- _Passage given_:
## START

Airlines Moving Closer to Personalized Pricing for Airfare

The Airline Tariff Publishing Company, the company based out by Washington Dulles airport that collects and distributes airfares for the airline industry, announced at its annual Elevate Conference that it has “enhanced its model” for dynamic pricing, allowing airlines to move beyond existing pre-filed fares with more personalized prices.

Since airline deregulation no industry has done more to extract as much revenue out of each customer as possible for their ticket. When you go to the grocery store, a single product has a published price. There may be coupons available, and there are different competing brands, but the cost is known to whomever wishes to purchase the item.

The same airline seat on a given flight has many different prices, and those prices are changing all the time.

  • In 1977, just before deregulation but while the Civil Aeronautics Board was allowing experiments with price competition, American Airlines introduced the Super Saver fare. Initially on New York – California routes, it was expanded across their domestic route network in 1978 and the airline introduced ‘Ultimate Super Saver’ in 1985, discounting up to 70% to compete against new lower cost carriers that launched after deregulation.

  • The American Airlines insight was that they could beat low cost carriers at their own game through revenue management. They could be a high fare business airline and a low fare airline by offering different prices to different customers.

## END

- _Jobs_:
**a)** List every year that the article on airline pricing mentions.
**b)** According to the article on airline pricing, how large a discount did the "Ultimate Super Saver" fare offer?
**c)** Extract the passage of the article on airline pricing between "Airlines Moving Closer" and "purchase the item.", inclusive.

- _Dataset section_:
## START

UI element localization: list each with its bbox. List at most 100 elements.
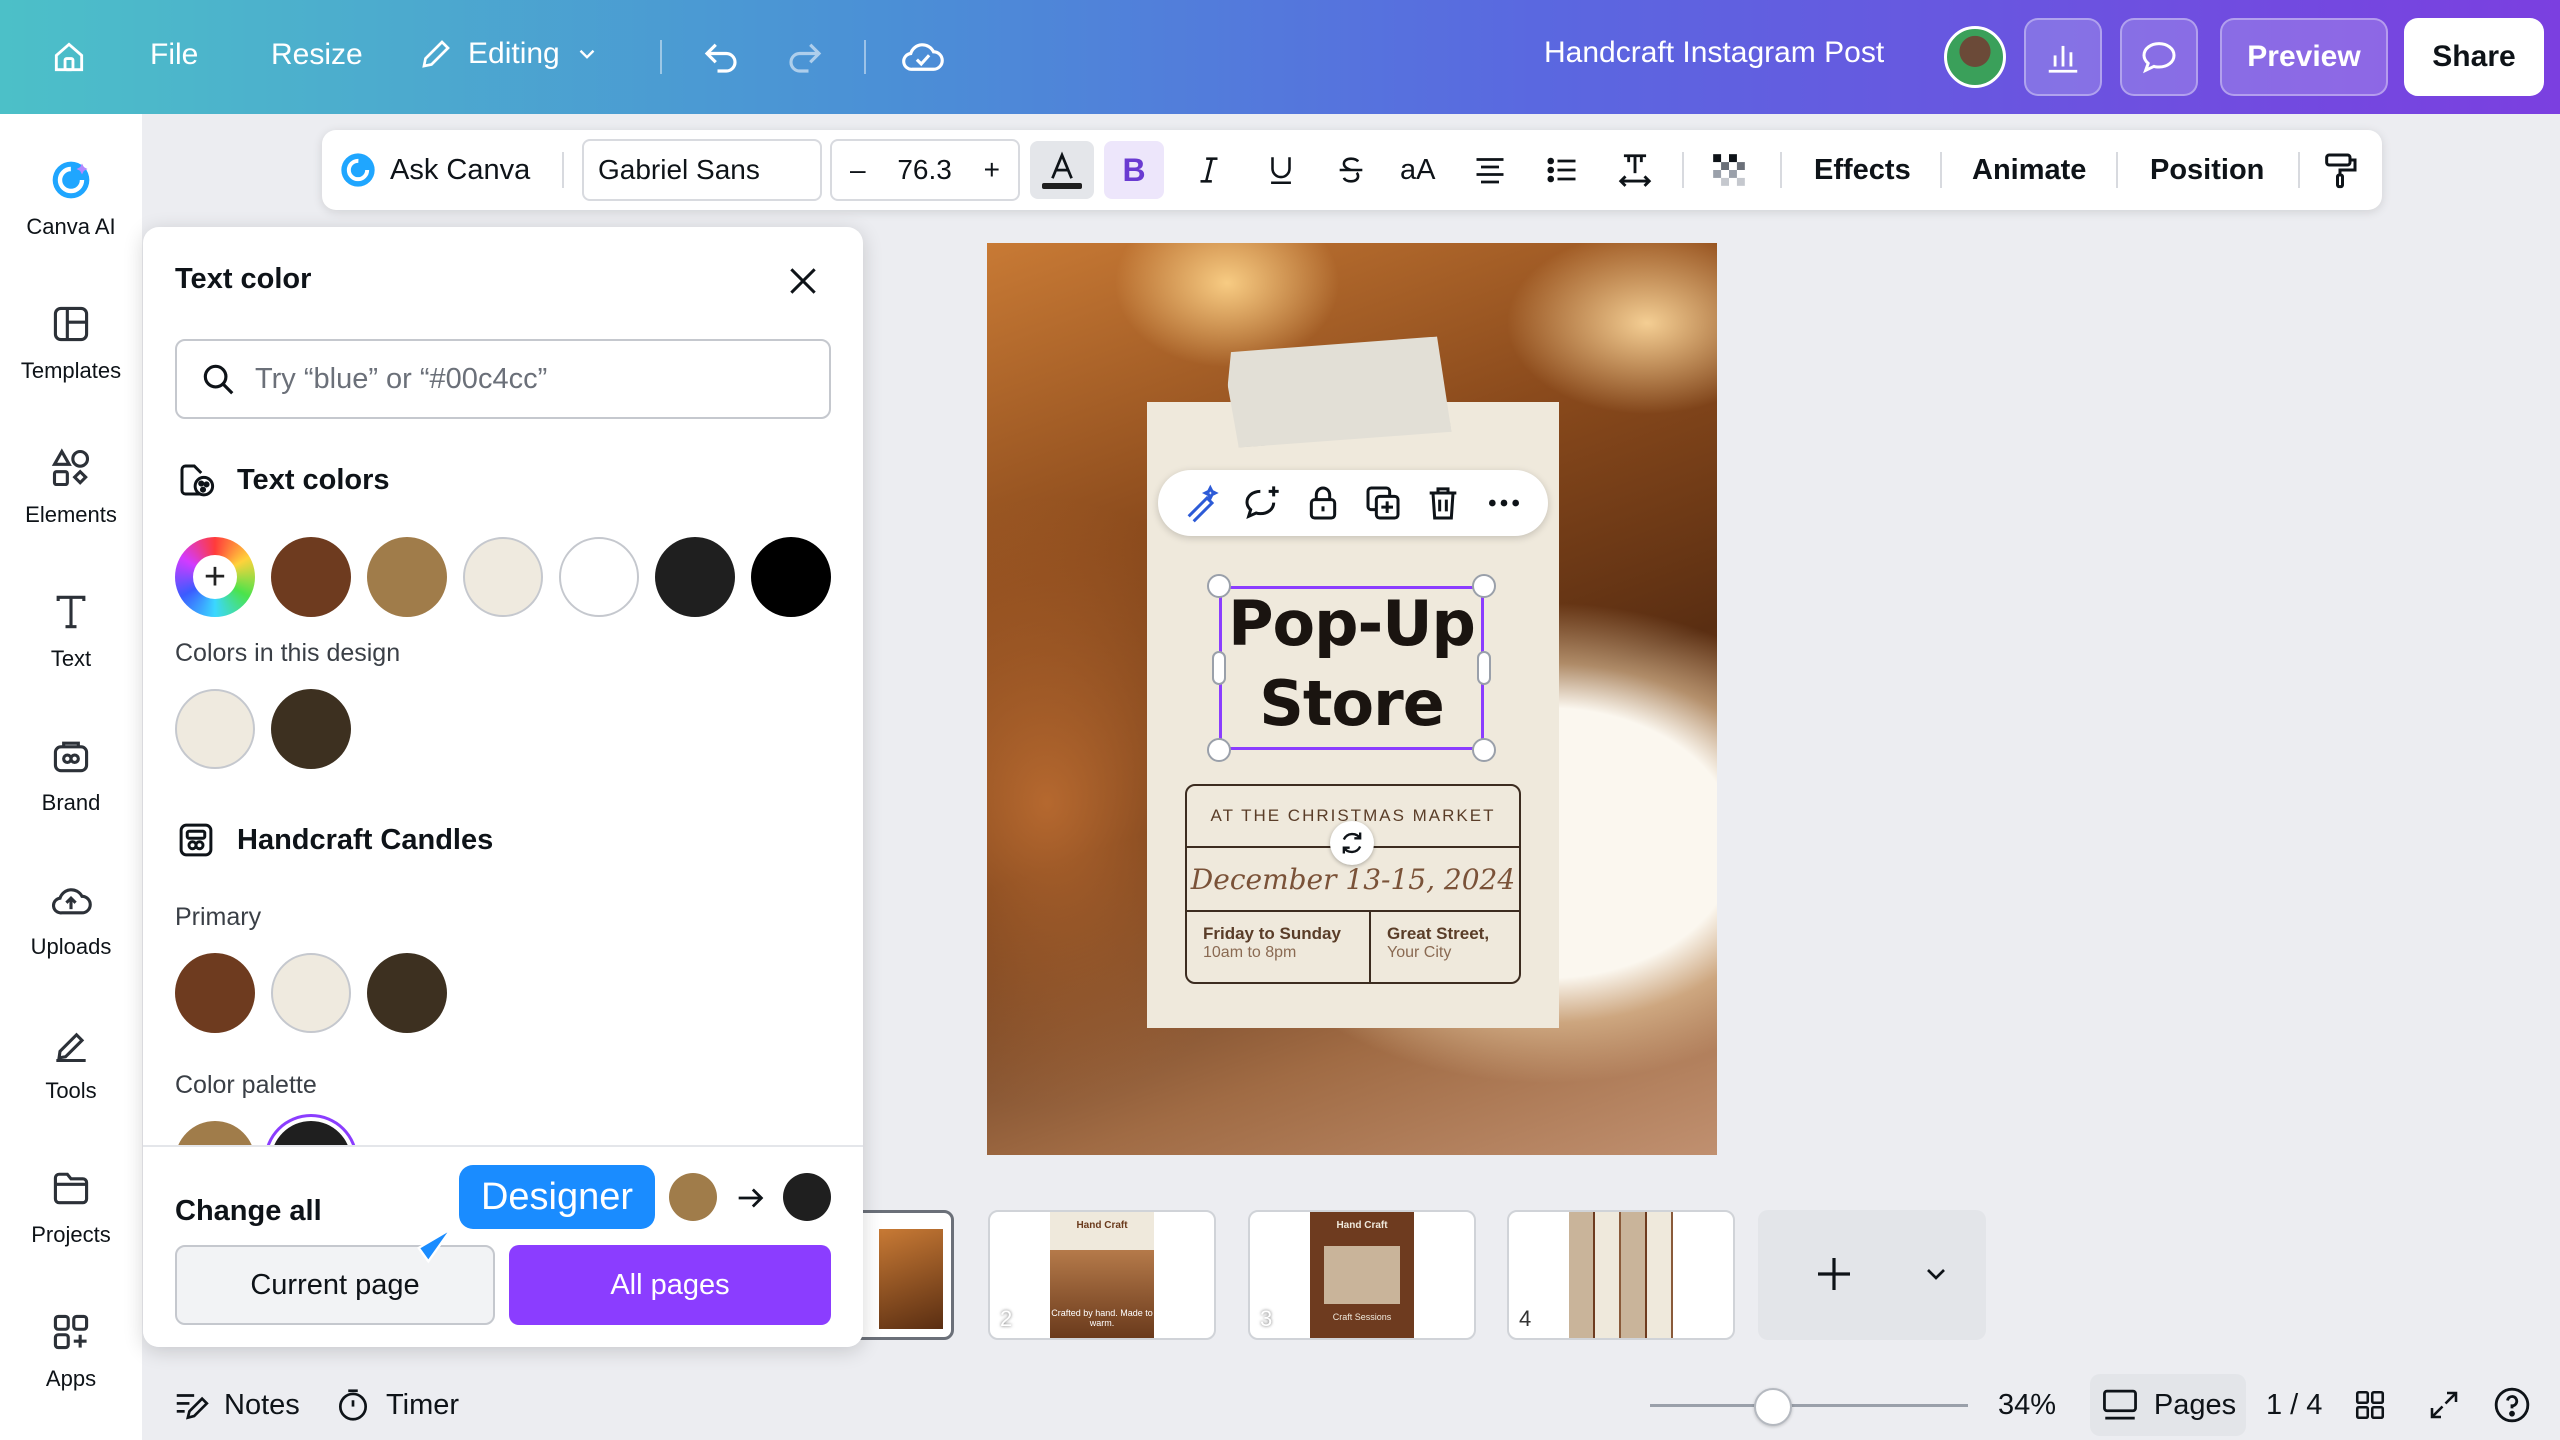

## END

- _Completed exercise_:
**a)** 1977, 1978, 1985

**b)** Up to 70%.

**c)**
Airlines Moving Closer to Personalized Pricing for Airfare

The Airline Tariff Publishing Company, the company based out by Washington Dulles airport that collects and distributes airfares for the airline industry, announced at its annual Elevate Conference that it has “enhanced its model” for dynamic pricing, allowing airlines to move beyond existing pre-filed fares with more personalized prices.

Since airline deregulation no industry has done more to extract as much revenue out of each customer as possible for their ticket. When you go to the grocery store, a single product has a published price. There may be coupons available, and there are different competing brands, but the cost is known to whomever wishes to purchase the item.